(Stored items from a collection)
■ ■ ■ ■

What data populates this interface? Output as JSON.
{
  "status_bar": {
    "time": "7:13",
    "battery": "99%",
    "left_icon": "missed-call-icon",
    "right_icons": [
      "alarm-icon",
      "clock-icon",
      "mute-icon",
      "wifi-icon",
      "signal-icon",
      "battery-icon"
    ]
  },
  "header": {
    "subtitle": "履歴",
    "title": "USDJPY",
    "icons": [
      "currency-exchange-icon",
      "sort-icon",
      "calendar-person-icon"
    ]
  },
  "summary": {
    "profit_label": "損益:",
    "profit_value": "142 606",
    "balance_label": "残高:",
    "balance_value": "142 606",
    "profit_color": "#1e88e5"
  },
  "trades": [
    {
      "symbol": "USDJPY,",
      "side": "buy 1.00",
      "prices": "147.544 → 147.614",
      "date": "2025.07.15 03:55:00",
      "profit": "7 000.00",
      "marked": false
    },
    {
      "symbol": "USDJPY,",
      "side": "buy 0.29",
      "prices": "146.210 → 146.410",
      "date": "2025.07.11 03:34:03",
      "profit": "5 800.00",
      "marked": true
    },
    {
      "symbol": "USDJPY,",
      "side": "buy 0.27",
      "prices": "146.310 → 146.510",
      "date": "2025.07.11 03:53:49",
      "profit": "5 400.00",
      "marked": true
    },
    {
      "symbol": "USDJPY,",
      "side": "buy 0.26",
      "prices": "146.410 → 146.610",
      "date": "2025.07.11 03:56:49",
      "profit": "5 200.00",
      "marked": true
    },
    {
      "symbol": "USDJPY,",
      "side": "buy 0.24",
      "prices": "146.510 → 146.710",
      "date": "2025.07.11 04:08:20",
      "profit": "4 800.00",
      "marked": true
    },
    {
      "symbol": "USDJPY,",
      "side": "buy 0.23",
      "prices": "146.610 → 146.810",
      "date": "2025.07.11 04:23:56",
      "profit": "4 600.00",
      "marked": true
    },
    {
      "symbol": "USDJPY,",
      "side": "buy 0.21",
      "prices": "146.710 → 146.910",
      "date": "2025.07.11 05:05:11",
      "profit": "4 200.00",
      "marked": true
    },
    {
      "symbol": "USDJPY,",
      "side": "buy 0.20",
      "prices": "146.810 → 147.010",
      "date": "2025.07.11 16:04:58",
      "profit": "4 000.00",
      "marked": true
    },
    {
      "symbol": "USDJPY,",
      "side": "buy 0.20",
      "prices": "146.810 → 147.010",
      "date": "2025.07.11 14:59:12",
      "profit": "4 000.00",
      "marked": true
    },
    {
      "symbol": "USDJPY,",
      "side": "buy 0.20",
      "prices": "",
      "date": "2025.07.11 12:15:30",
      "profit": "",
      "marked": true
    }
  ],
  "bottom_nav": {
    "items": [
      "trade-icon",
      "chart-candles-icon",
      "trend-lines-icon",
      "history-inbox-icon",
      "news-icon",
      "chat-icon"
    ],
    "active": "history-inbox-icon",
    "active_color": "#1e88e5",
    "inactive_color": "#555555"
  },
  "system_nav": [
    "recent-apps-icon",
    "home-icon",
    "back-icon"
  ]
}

■ ■ ■ ■

Aim: Search the material above for "side". Pull out each line where it shows up.

Answer to the exercise:
      "side": "buy 1.00",
      "side": "buy 0.29",
      "side": "buy 0.27",
      "side": "buy 0.26",
      "side": "buy 0.24",
      "side": "buy 0.23",
      "side": "buy 0.21",
      "side": "buy 0.20",
      "side": "buy 0.20",
      "side": "buy 0.20",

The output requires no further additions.